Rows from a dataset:
────────────────────────────────────────

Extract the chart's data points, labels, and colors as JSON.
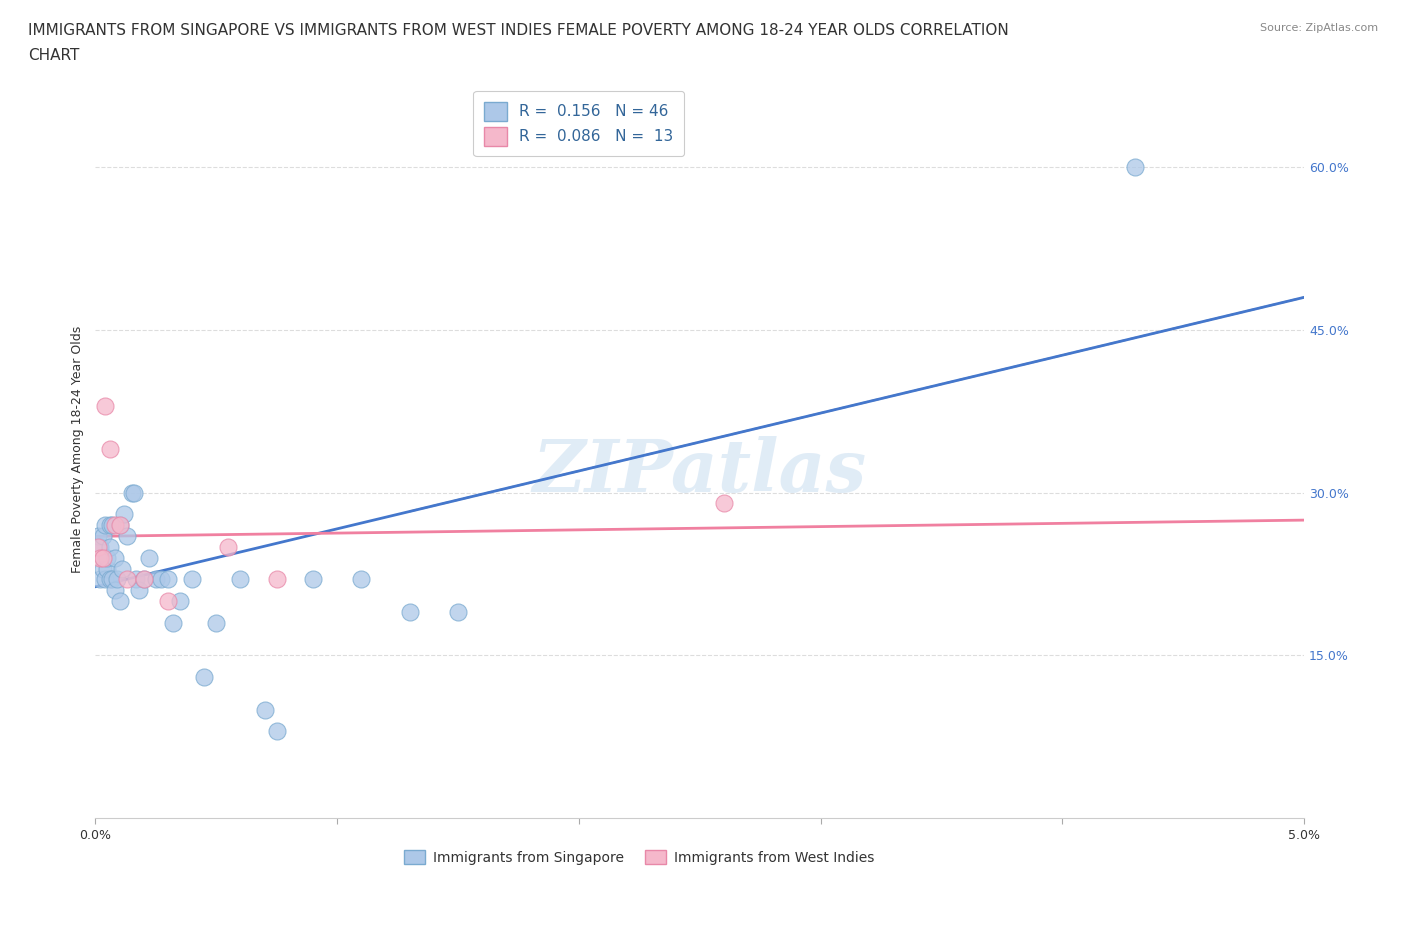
{
  "title_line1": "IMMIGRANTS FROM SINGAPORE VS IMMIGRANTS FROM WEST INDIES FEMALE POVERTY AMONG 18-24 YEAR OLDS CORRELATION",
  "title_line2": "CHART",
  "source_text": "Source: ZipAtlas.com",
  "ylabel": "Female Poverty Among 18-24 Year Olds",
  "watermark": "ZIPatlas",
  "xlim": [
    0.0,
    0.05
  ],
  "ylim": [
    0.0,
    0.68
  ],
  "xtick_vals": [
    0.0,
    0.01,
    0.02,
    0.03,
    0.04,
    0.05
  ],
  "xtick_labels_bottom": [
    "0.0%",
    "",
    "",
    "",
    "",
    "5.0%"
  ],
  "ytick_vals": [
    0.15,
    0.3,
    0.45,
    0.6
  ],
  "ytick_labels": [
    "15.0%",
    "30.0%",
    "45.0%",
    "60.0%"
  ],
  "singapore_color": "#adc8e8",
  "singapore_edge_color": "#7aaad0",
  "west_indies_color": "#f5b8cb",
  "west_indies_edge_color": "#e888a8",
  "singapore_line_color": "#4477cc",
  "west_indies_line_color": "#f080a0",
  "dashed_line_color": "#aaaaaa",
  "legend_R_singapore": "0.156",
  "legend_N_singapore": "46",
  "legend_R_west_indies": "0.086",
  "legend_N_west_indies": "13",
  "singapore_x": [
    0.0001,
    0.0001,
    0.0002,
    0.0002,
    0.0003,
    0.0003,
    0.0003,
    0.0004,
    0.0004,
    0.0005,
    0.0005,
    0.0006,
    0.0006,
    0.0006,
    0.0007,
    0.0007,
    0.0008,
    0.0008,
    0.0009,
    0.001,
    0.001,
    0.0011,
    0.0012,
    0.0013,
    0.0015,
    0.0016,
    0.0017,
    0.0018,
    0.002,
    0.0022,
    0.0025,
    0.0027,
    0.003,
    0.0032,
    0.0035,
    0.004,
    0.0045,
    0.005,
    0.006,
    0.007,
    0.0075,
    0.009,
    0.011,
    0.013,
    0.015,
    0.043
  ],
  "singapore_y": [
    0.25,
    0.26,
    0.22,
    0.25,
    0.23,
    0.24,
    0.26,
    0.22,
    0.27,
    0.23,
    0.24,
    0.22,
    0.25,
    0.27,
    0.22,
    0.27,
    0.21,
    0.24,
    0.22,
    0.2,
    0.27,
    0.23,
    0.28,
    0.26,
    0.3,
    0.3,
    0.22,
    0.21,
    0.22,
    0.24,
    0.22,
    0.22,
    0.22,
    0.18,
    0.2,
    0.22,
    0.13,
    0.18,
    0.22,
    0.1,
    0.08,
    0.22,
    0.22,
    0.19,
    0.19,
    0.6
  ],
  "west_indies_x": [
    0.0001,
    0.0002,
    0.0003,
    0.0004,
    0.0006,
    0.0008,
    0.001,
    0.0013,
    0.002,
    0.003,
    0.0055,
    0.0075,
    0.026
  ],
  "west_indies_y": [
    0.25,
    0.24,
    0.24,
    0.38,
    0.34,
    0.27,
    0.27,
    0.22,
    0.22,
    0.2,
    0.25,
    0.22,
    0.29
  ],
  "background_color": "#ffffff",
  "grid_color": "#dddddd",
  "title_fontsize": 11,
  "tick_fontsize": 9,
  "legend_fontsize": 11,
  "legend_series_fontsize": 10
}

────────────────────────────────────────

* [WRITTEN REQUEST] Quote the records in full and exactly; skip any image.

* [PROBLEM SOLUTION]
Extract the chart's data points, labels, and colors as JSON.
{
  "title_line1": "IMMIGRANTS FROM SINGAPORE VS IMMIGRANTS FROM WEST INDIES FEMALE POVERTY AMONG 18-24 YEAR OLDS CORRELATION",
  "title_line2": "CHART",
  "source_text": "Source: ZipAtlas.com",
  "ylabel": "Female Poverty Among 18-24 Year Olds",
  "watermark": "ZIPatlas",
  "xlim": [
    0.0,
    0.05
  ],
  "ylim": [
    0.0,
    0.68
  ],
  "xtick_vals": [
    0.0,
    0.01,
    0.02,
    0.03,
    0.04,
    0.05
  ],
  "xtick_labels_bottom": [
    "0.0%",
    "",
    "",
    "",
    "",
    "5.0%"
  ],
  "ytick_vals": [
    0.15,
    0.3,
    0.45,
    0.6
  ],
  "ytick_labels": [
    "15.0%",
    "30.0%",
    "45.0%",
    "60.0%"
  ],
  "singapore_color": "#adc8e8",
  "singapore_edge_color": "#7aaad0",
  "west_indies_color": "#f5b8cb",
  "west_indies_edge_color": "#e888a8",
  "singapore_line_color": "#4477cc",
  "west_indies_line_color": "#f080a0",
  "dashed_line_color": "#aaaaaa",
  "legend_R_singapore": "0.156",
  "legend_N_singapore": "46",
  "legend_R_west_indies": "0.086",
  "legend_N_west_indies": "13",
  "singapore_x": [
    0.0001,
    0.0001,
    0.0002,
    0.0002,
    0.0003,
    0.0003,
    0.0003,
    0.0004,
    0.0004,
    0.0005,
    0.0005,
    0.0006,
    0.0006,
    0.0006,
    0.0007,
    0.0007,
    0.0008,
    0.0008,
    0.0009,
    0.001,
    0.001,
    0.0011,
    0.0012,
    0.0013,
    0.0015,
    0.0016,
    0.0017,
    0.0018,
    0.002,
    0.0022,
    0.0025,
    0.0027,
    0.003,
    0.0032,
    0.0035,
    0.004,
    0.0045,
    0.005,
    0.006,
    0.007,
    0.0075,
    0.009,
    0.011,
    0.013,
    0.015,
    0.043
  ],
  "singapore_y": [
    0.25,
    0.26,
    0.22,
    0.25,
    0.23,
    0.24,
    0.26,
    0.22,
    0.27,
    0.23,
    0.24,
    0.22,
    0.25,
    0.27,
    0.22,
    0.27,
    0.21,
    0.24,
    0.22,
    0.2,
    0.27,
    0.23,
    0.28,
    0.26,
    0.3,
    0.3,
    0.22,
    0.21,
    0.22,
    0.24,
    0.22,
    0.22,
    0.22,
    0.18,
    0.2,
    0.22,
    0.13,
    0.18,
    0.22,
    0.1,
    0.08,
    0.22,
    0.22,
    0.19,
    0.19,
    0.6
  ],
  "west_indies_x": [
    0.0001,
    0.0002,
    0.0003,
    0.0004,
    0.0006,
    0.0008,
    0.001,
    0.0013,
    0.002,
    0.003,
    0.0055,
    0.0075,
    0.026
  ],
  "west_indies_y": [
    0.25,
    0.24,
    0.24,
    0.38,
    0.34,
    0.27,
    0.27,
    0.22,
    0.22,
    0.2,
    0.25,
    0.22,
    0.29
  ],
  "background_color": "#ffffff",
  "grid_color": "#dddddd",
  "title_fontsize": 11,
  "tick_fontsize": 9,
  "legend_fontsize": 11,
  "legend_series_fontsize": 10
}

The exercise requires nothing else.